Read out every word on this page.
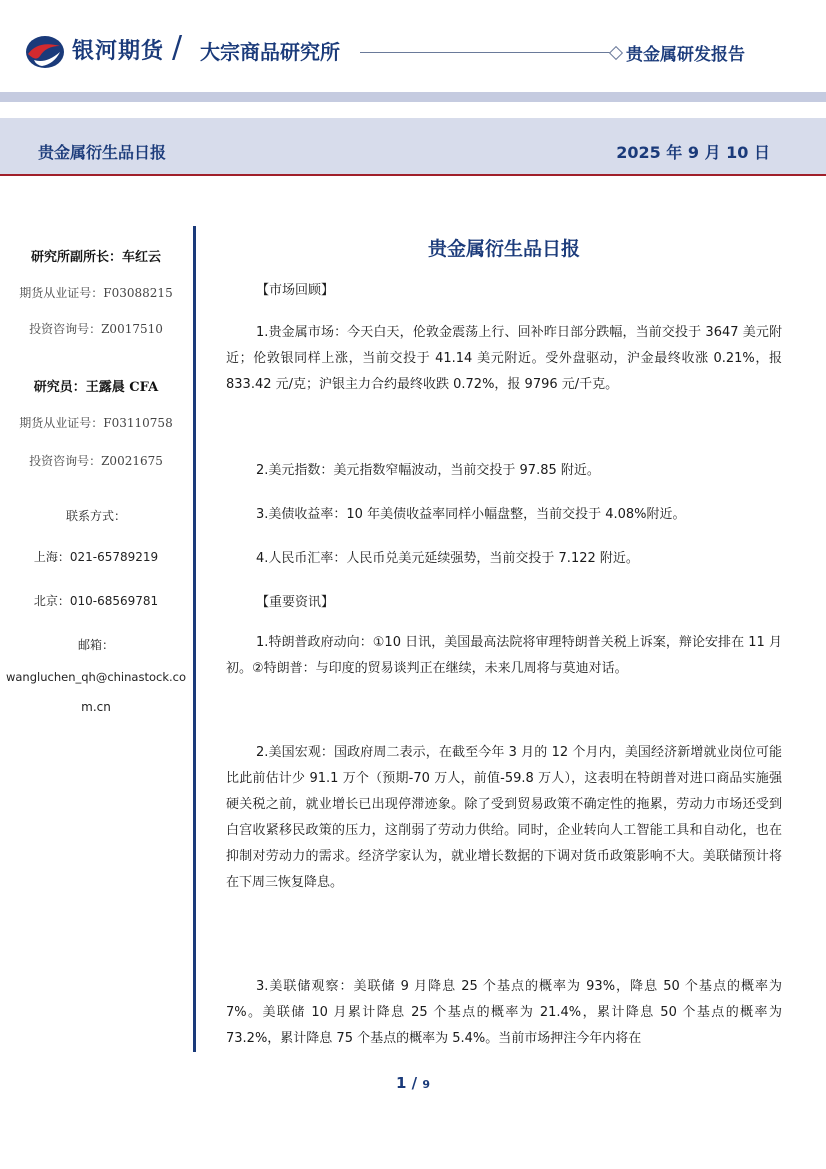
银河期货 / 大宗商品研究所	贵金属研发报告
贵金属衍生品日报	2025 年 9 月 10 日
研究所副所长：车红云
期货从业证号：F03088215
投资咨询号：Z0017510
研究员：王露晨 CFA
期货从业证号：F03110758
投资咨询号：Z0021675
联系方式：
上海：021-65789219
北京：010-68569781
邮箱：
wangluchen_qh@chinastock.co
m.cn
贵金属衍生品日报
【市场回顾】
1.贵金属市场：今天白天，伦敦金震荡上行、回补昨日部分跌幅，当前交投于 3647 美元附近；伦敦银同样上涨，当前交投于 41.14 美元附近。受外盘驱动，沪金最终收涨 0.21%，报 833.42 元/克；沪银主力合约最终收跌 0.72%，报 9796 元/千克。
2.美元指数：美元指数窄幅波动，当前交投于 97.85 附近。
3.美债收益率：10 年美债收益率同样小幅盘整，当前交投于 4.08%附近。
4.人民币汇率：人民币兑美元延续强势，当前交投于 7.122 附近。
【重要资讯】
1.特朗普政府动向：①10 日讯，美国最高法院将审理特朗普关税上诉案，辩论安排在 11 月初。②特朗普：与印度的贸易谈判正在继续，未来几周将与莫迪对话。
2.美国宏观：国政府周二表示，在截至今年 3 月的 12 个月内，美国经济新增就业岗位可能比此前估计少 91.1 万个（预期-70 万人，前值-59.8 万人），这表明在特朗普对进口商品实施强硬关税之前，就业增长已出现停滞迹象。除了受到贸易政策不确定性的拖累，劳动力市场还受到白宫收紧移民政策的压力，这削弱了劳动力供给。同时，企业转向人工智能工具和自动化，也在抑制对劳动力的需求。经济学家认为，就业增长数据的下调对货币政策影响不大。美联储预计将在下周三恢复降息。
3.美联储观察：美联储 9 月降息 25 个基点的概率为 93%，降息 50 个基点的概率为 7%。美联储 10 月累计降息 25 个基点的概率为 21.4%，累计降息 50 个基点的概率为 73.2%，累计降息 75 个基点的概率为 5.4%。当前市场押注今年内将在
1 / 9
• • • •
§ What to do
From the data above, copy out every line with the string "当前交投于" in it.

§ Result of the exercise
1.贵金属市场：今天白天，伦敦金震荡上行、回补昨日部分跌幅，当前交投于 3647 美元附近；伦敦银同样上涨，当前交投于 41.14 美元附近。受外盘驱动，沪金最终收涨 0.21%，报 833.42 元/克；沪银主力合约最终收跌 0.72%，报 9796 元/千克。
2.美元指数：美元指数窄幅波动，当前交投于 97.85 附近。
3.美债收益率：10 年美债收益率同样小幅盘整，当前交投于 4.08%附近。
4.人民币汇率：人民币兑美元延续强势，当前交投于 7.122 附近。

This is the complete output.